• INSTRUCTIONS TO FOLLOW:
Count every line below containing "Free"; state the number only.

• DATA PROVIDED:
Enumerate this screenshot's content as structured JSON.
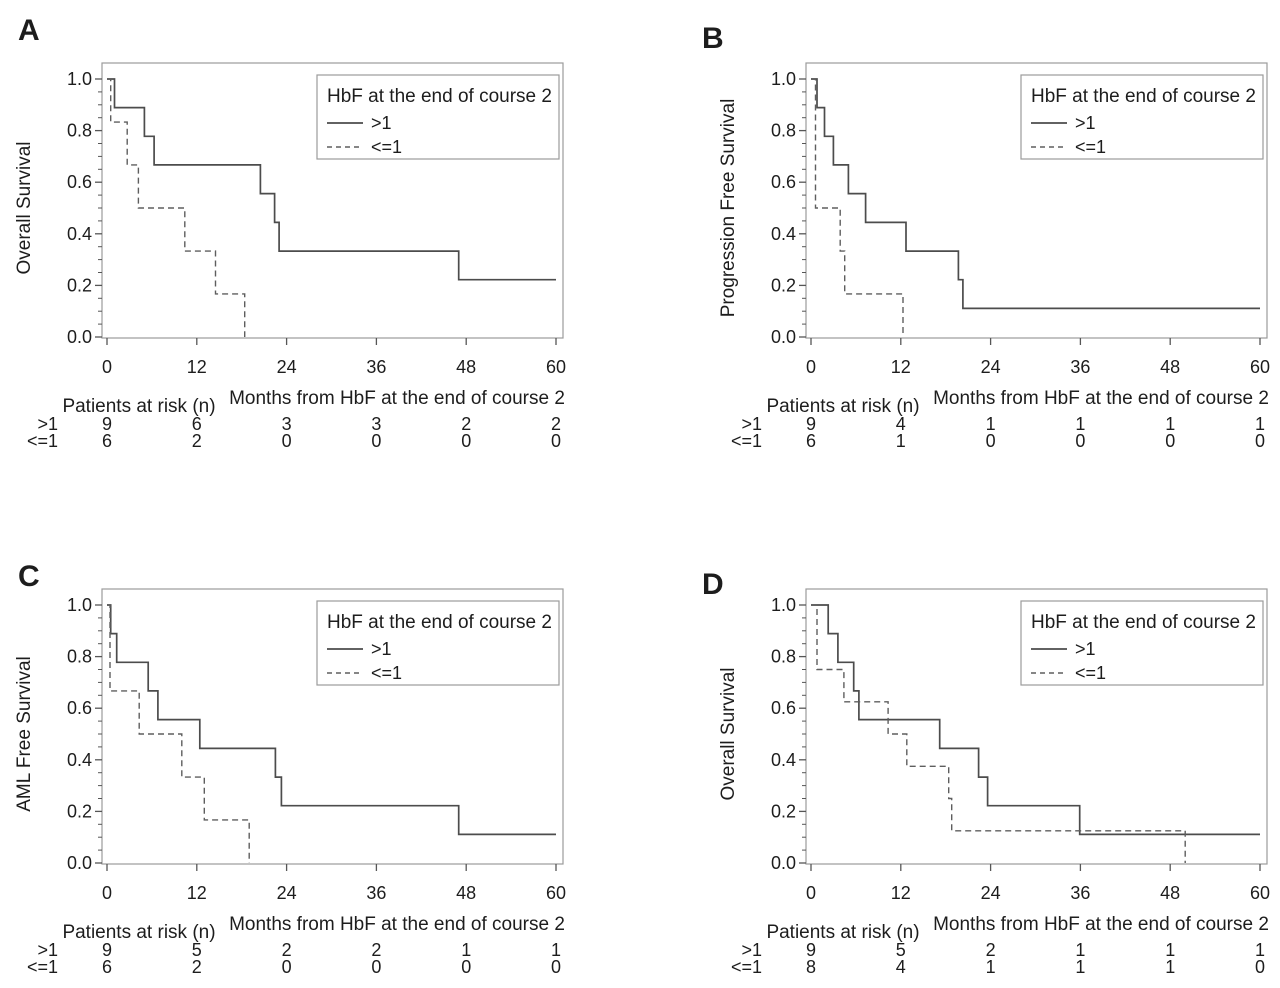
{
  "figure": {
    "background": "#ffffff",
    "panel_letter_color": "#15688e",
    "curve_color_solid": "#4c4c4c",
    "curve_color_dashed": "#5e5e5e",
    "axis_border_color": "#9b9b9b",
    "tick_color": "#565656"
  },
  "chart_data": [
    {
      "type": "line",
      "variant": "kaplan_meier_step",
      "panel_label": "A",
      "ylabel": "Overall Survival",
      "xlabel": "Months from HbF at the end of course 2",
      "xlim": [
        0,
        60
      ],
      "ylim": [
        0.0,
        1.0
      ],
      "grid": false,
      "xticks": [
        0,
        12,
        24,
        36,
        48,
        60
      ],
      "xtick_labels": [
        "0",
        "12",
        "24",
        "36",
        "48",
        "60"
      ],
      "ytick_labels": [
        "0.0",
        "0.2",
        "0.4",
        "0.6",
        "0.8",
        "1.0"
      ],
      "legend": {
        "title": "HbF at the end of course 2",
        "position": "top-right",
        "entries": [
          {
            "label": ">1",
            "line_style": "solid"
          },
          {
            "label": "<=1",
            "line_style": "dashed"
          }
        ]
      },
      "series": [
        {
          "name": ">1",
          "line_style": "solid",
          "points": [
            [
              0,
              1
            ],
            [
              1,
              1
            ],
            [
              1,
              0.889
            ],
            [
              5,
              0.889
            ],
            [
              5,
              0.778
            ],
            [
              6.3,
              0.778
            ],
            [
              6.3,
              0.667
            ],
            [
              20.5,
              0.667
            ],
            [
              20.5,
              0.556
            ],
            [
              22.4,
              0.556
            ],
            [
              22.4,
              0.444
            ],
            [
              23,
              0.444
            ],
            [
              23,
              0.333
            ],
            [
              47,
              0.333
            ],
            [
              47,
              0.222
            ],
            [
              60,
              0.222
            ]
          ]
        },
        {
          "name": "<=1",
          "line_style": "dashed",
          "points": [
            [
              0,
              1
            ],
            [
              0.5,
              1
            ],
            [
              0.5,
              0.833
            ],
            [
              2.7,
              0.833
            ],
            [
              2.7,
              0.667
            ],
            [
              4.2,
              0.667
            ],
            [
              4.2,
              0.5
            ],
            [
              10.4,
              0.5
            ],
            [
              10.4,
              0.333
            ],
            [
              14.5,
              0.333
            ],
            [
              14.5,
              0.167
            ],
            [
              18.4,
              0.167
            ],
            [
              18.4,
              0
            ]
          ]
        }
      ],
      "risk_table": {
        "title": "Patients at risk (n)",
        "times": [
          0,
          12,
          24,
          36,
          48,
          60
        ],
        "rows": [
          {
            "label": ">1",
            "counts": [
              "9",
              "6",
              "3",
              "3",
              "2",
              "2"
            ]
          },
          {
            "label": "<=1",
            "counts": [
              "6",
              "2",
              "0",
              "0",
              "0",
              "0"
            ]
          }
        ]
      }
    },
    {
      "type": "line",
      "variant": "kaplan_meier_step",
      "panel_label": "B",
      "ylabel": "Progression Free Survival",
      "xlabel": "Months from HbF at the end of course 2",
      "xlim": [
        0,
        60
      ],
      "ylim": [
        0.0,
        1.0
      ],
      "grid": false,
      "xticks": [
        0,
        12,
        24,
        36,
        48,
        60
      ],
      "xtick_labels": [
        "0",
        "12",
        "24",
        "36",
        "48",
        "60"
      ],
      "ytick_labels": [
        "0.0",
        "0.2",
        "0.4",
        "0.6",
        "0.8",
        "1.0"
      ],
      "legend": {
        "title": "HbF at the end of course 2",
        "position": "top-right",
        "entries": [
          {
            "label": ">1",
            "line_style": "solid"
          },
          {
            "label": "<=1",
            "line_style": "dashed"
          }
        ]
      },
      "series": [
        {
          "name": ">1",
          "line_style": "solid",
          "points": [
            [
              0,
              1
            ],
            [
              0.8,
              1
            ],
            [
              0.8,
              0.889
            ],
            [
              1.8,
              0.889
            ],
            [
              1.8,
              0.778
            ],
            [
              3,
              0.778
            ],
            [
              3,
              0.667
            ],
            [
              5,
              0.667
            ],
            [
              5,
              0.556
            ],
            [
              7.3,
              0.556
            ],
            [
              7.3,
              0.444
            ],
            [
              12.7,
              0.444
            ],
            [
              12.7,
              0.333
            ],
            [
              19.7,
              0.333
            ],
            [
              19.7,
              0.222
            ],
            [
              20.3,
              0.222
            ],
            [
              20.3,
              0.111
            ],
            [
              60,
              0.111
            ]
          ]
        },
        {
          "name": "<=1",
          "line_style": "dashed",
          "points": [
            [
              0,
              1
            ],
            [
              0.6,
              1
            ],
            [
              0.6,
              0.5
            ],
            [
              3.9,
              0.5
            ],
            [
              3.9,
              0.333
            ],
            [
              4.5,
              0.333
            ],
            [
              4.5,
              0.167
            ],
            [
              12.3,
              0.167
            ],
            [
              12.3,
              0
            ]
          ]
        }
      ],
      "risk_table": {
        "title": "Patients at risk (n)",
        "times": [
          0,
          12,
          24,
          36,
          48,
          60
        ],
        "rows": [
          {
            "label": ">1",
            "counts": [
              "9",
              "4",
              "1",
              "1",
              "1",
              "1"
            ]
          },
          {
            "label": "<=1",
            "counts": [
              "6",
              "1",
              "0",
              "0",
              "0",
              "0"
            ]
          }
        ]
      }
    },
    {
      "type": "line",
      "variant": "kaplan_meier_step",
      "panel_label": "C",
      "ylabel": "AML Free Survival",
      "xlabel": "Months from HbF at the end of course 2",
      "xlim": [
        0,
        60
      ],
      "ylim": [
        0.0,
        1.0
      ],
      "grid": false,
      "xticks": [
        0,
        12,
        24,
        36,
        48,
        60
      ],
      "xtick_labels": [
        "0",
        "12",
        "24",
        "36",
        "48",
        "60"
      ],
      "ytick_labels": [
        "0.0",
        "0.2",
        "0.4",
        "0.6",
        "0.8",
        "1.0"
      ],
      "legend": {
        "title": "HbF at the end of course 2",
        "position": "top-right",
        "entries": [
          {
            "label": ">1",
            "line_style": "solid"
          },
          {
            "label": "<=1",
            "line_style": "dashed"
          }
        ]
      },
      "series": [
        {
          "name": ">1",
          "line_style": "solid",
          "points": [
            [
              0,
              1
            ],
            [
              0.5,
              1
            ],
            [
              0.5,
              0.889
            ],
            [
              1.3,
              0.889
            ],
            [
              1.3,
              0.778
            ],
            [
              5.5,
              0.778
            ],
            [
              5.5,
              0.667
            ],
            [
              6.8,
              0.667
            ],
            [
              6.8,
              0.556
            ],
            [
              12.4,
              0.556
            ],
            [
              12.4,
              0.444
            ],
            [
              22.5,
              0.444
            ],
            [
              22.5,
              0.333
            ],
            [
              23.3,
              0.333
            ],
            [
              23.3,
              0.222
            ],
            [
              47,
              0.222
            ],
            [
              47,
              0.111
            ],
            [
              60,
              0.111
            ]
          ]
        },
        {
          "name": "<=1",
          "line_style": "dashed",
          "points": [
            [
              0,
              1
            ],
            [
              0.4,
              1
            ],
            [
              0.4,
              0.667
            ],
            [
              4.3,
              0.667
            ],
            [
              4.3,
              0.5
            ],
            [
              10,
              0.5
            ],
            [
              10,
              0.333
            ],
            [
              13,
              0.333
            ],
            [
              13,
              0.167
            ],
            [
              19,
              0.167
            ],
            [
              19,
              0
            ]
          ]
        }
      ],
      "risk_table": {
        "title": "Patients at risk (n)",
        "times": [
          0,
          12,
          24,
          36,
          48,
          60
        ],
        "rows": [
          {
            "label": ">1",
            "counts": [
              "9",
              "5",
              "2",
              "2",
              "1",
              "1"
            ]
          },
          {
            "label": "<=1",
            "counts": [
              "6",
              "2",
              "0",
              "0",
              "0",
              "0"
            ]
          }
        ]
      }
    },
    {
      "type": "line",
      "variant": "kaplan_meier_step",
      "panel_label": "D",
      "ylabel": "Overall Survival",
      "xlabel": "Months from HbF at the end of course 2",
      "xlim": [
        0,
        60
      ],
      "ylim": [
        0.0,
        1.0
      ],
      "grid": false,
      "xticks": [
        0,
        12,
        24,
        36,
        48,
        60
      ],
      "xtick_labels": [
        "0",
        "12",
        "24",
        "36",
        "48",
        "60"
      ],
      "ytick_labels": [
        "0.0",
        "0.2",
        "0.4",
        "0.6",
        "0.8",
        "1.0"
      ],
      "legend": {
        "title": "HbF at the end of course 2",
        "position": "top-right",
        "entries": [
          {
            "label": ">1",
            "line_style": "solid"
          },
          {
            "label": "<=1",
            "line_style": "dashed"
          }
        ]
      },
      "series": [
        {
          "name": ">1",
          "line_style": "solid",
          "points": [
            [
              0,
              1
            ],
            [
              2.3,
              1
            ],
            [
              2.3,
              0.889
            ],
            [
              3.6,
              0.889
            ],
            [
              3.6,
              0.778
            ],
            [
              5.7,
              0.778
            ],
            [
              5.7,
              0.667
            ],
            [
              6.4,
              0.667
            ],
            [
              6.4,
              0.556
            ],
            [
              17.2,
              0.556
            ],
            [
              17.2,
              0.444
            ],
            [
              22.4,
              0.444
            ],
            [
              22.4,
              0.333
            ],
            [
              23.6,
              0.333
            ],
            [
              23.6,
              0.222
            ],
            [
              35.9,
              0.222
            ],
            [
              35.9,
              0.111
            ],
            [
              60,
              0.111
            ]
          ]
        },
        {
          "name": "<=1",
          "line_style": "dashed",
          "points": [
            [
              0,
              1
            ],
            [
              0.8,
              1
            ],
            [
              0.8,
              0.75
            ],
            [
              4.4,
              0.75
            ],
            [
              4.4,
              0.625
            ],
            [
              10.3,
              0.625
            ],
            [
              10.3,
              0.5
            ],
            [
              12.8,
              0.5
            ],
            [
              12.8,
              0.375
            ],
            [
              18.4,
              0.375
            ],
            [
              18.4,
              0.25
            ],
            [
              18.8,
              0.25
            ],
            [
              18.8,
              0.125
            ],
            [
              50,
              0.125
            ],
            [
              50,
              0
            ]
          ]
        }
      ],
      "risk_table": {
        "title": "Patients at risk (n)",
        "times": [
          0,
          12,
          24,
          36,
          48,
          60
        ],
        "rows": [
          {
            "label": ">1",
            "counts": [
              "9",
              "5",
              "2",
              "1",
              "1",
              "1"
            ]
          },
          {
            "label": "<=1",
            "counts": [
              "8",
              "4",
              "1",
              "1",
              "1",
              "0"
            ]
          }
        ]
      }
    }
  ]
}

• RESULT:
2